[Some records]
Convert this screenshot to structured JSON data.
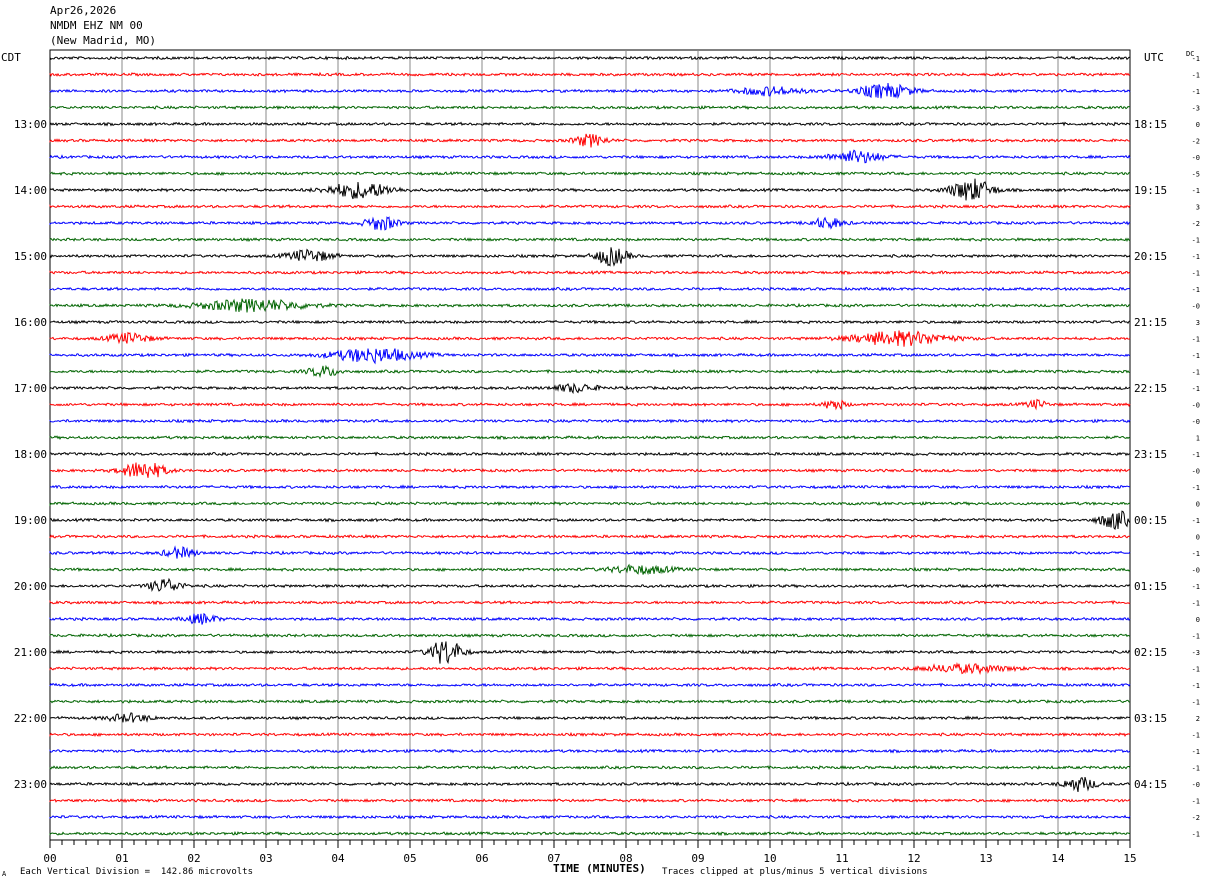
{
  "header": {
    "date": "Apr26,2026",
    "station": "NMDM EHZ NM 00",
    "location": "(New Madrid, MO)"
  },
  "left_zone_label": "CDT",
  "right_zone_label": "UTC",
  "dc_header": "DC",
  "footer": {
    "scale_note": "Each Vertical Division =  142.86 microvolts",
    "xlabel": "TIME (MINUTES)",
    "clip_note": "Traces clipped at plus/minus 5 vertical divisions",
    "corner_mark": "A"
  },
  "chart_data": {
    "type": "line",
    "title": "NMDM EHZ NM 00",
    "xlabel": "TIME (MINUTES)",
    "xlim": [
      0,
      15
    ],
    "x_ticks": [
      "00",
      "01",
      "02",
      "03",
      "04",
      "05",
      "06",
      "07",
      "08",
      "09",
      "10",
      "11",
      "12",
      "13",
      "14",
      "15"
    ],
    "rows_per_hour": 4,
    "trace_colors": [
      "#000000",
      "#ff0000",
      "#0000ff",
      "#006400"
    ],
    "left_time_labels": [
      "13:00",
      "14:00",
      "15:00",
      "16:00",
      "17:00",
      "18:00",
      "19:00",
      "20:00",
      "21:00",
      "22:00",
      "23:00"
    ],
    "right_time_labels": [
      "18:15",
      "19:15",
      "20:15",
      "21:15",
      "22:15",
      "23:15",
      "00:15",
      "01:15",
      "02:15",
      "03:15",
      "04:15"
    ],
    "dc_offsets": [
      "-1",
      "-1",
      "-1",
      "-3",
      "0",
      "-2",
      "-0",
      "-5",
      "-1",
      "3",
      "-2",
      "-1",
      "-1",
      "-1",
      "-1",
      "-0",
      "3",
      "-1",
      "-1",
      "-1",
      "-1",
      "-0",
      "-0",
      "1",
      "-1",
      "-0",
      "-1",
      "0",
      "-1",
      "0",
      "-1",
      "-0",
      "-1",
      "-1",
      "0",
      "-1",
      "-3",
      "-1",
      "-1",
      "-1",
      "2",
      "-1",
      "-1",
      "-1",
      "-0",
      "-1",
      "-2",
      "-1"
    ]
  }
}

* SHORT TASK
Reproduce all of the material above word for word. Omit the pictures.

* OUTPUT OF THE EXERCISE
Convert this screenshot to structured JSON data.
{
  "header": {
    "date": "Apr26,2026",
    "station": "NMDM EHZ NM 00",
    "location": "(New Madrid, MO)"
  },
  "left_zone_label": "CDT",
  "right_zone_label": "UTC",
  "dc_header": "DC",
  "footer": {
    "scale_note": "Each Vertical Division =  142.86 microvolts",
    "xlabel": "TIME (MINUTES)",
    "clip_note": "Traces clipped at plus/minus 5 vertical divisions",
    "corner_mark": "A"
  },
  "chart_data": {
    "type": "line",
    "title": "NMDM EHZ NM 00",
    "xlabel": "TIME (MINUTES)",
    "xlim": [
      0,
      15
    ],
    "x_ticks": [
      "00",
      "01",
      "02",
      "03",
      "04",
      "05",
      "06",
      "07",
      "08",
      "09",
      "10",
      "11",
      "12",
      "13",
      "14",
      "15"
    ],
    "rows_per_hour": 4,
    "trace_colors": [
      "#000000",
      "#ff0000",
      "#0000ff",
      "#006400"
    ],
    "left_time_labels": [
      "13:00",
      "14:00",
      "15:00",
      "16:00",
      "17:00",
      "18:00",
      "19:00",
      "20:00",
      "21:00",
      "22:00",
      "23:00"
    ],
    "right_time_labels": [
      "18:15",
      "19:15",
      "20:15",
      "21:15",
      "22:15",
      "23:15",
      "00:15",
      "01:15",
      "02:15",
      "03:15",
      "04:15"
    ],
    "dc_offsets": [
      "-1",
      "-1",
      "-1",
      "-3",
      "0",
      "-2",
      "-0",
      "-5",
      "-1",
      "3",
      "-2",
      "-1",
      "-1",
      "-1",
      "-1",
      "-0",
      "3",
      "-1",
      "-1",
      "-1",
      "-1",
      "-0",
      "-0",
      "1",
      "-1",
      "-0",
      "-1",
      "0",
      "-1",
      "0",
      "-1",
      "-0",
      "-1",
      "-1",
      "0",
      "-1",
      "-3",
      "-1",
      "-1",
      "-1",
      "2",
      "-1",
      "-1",
      "-1",
      "-0",
      "-1",
      "-2",
      "-1"
    ]
  }
}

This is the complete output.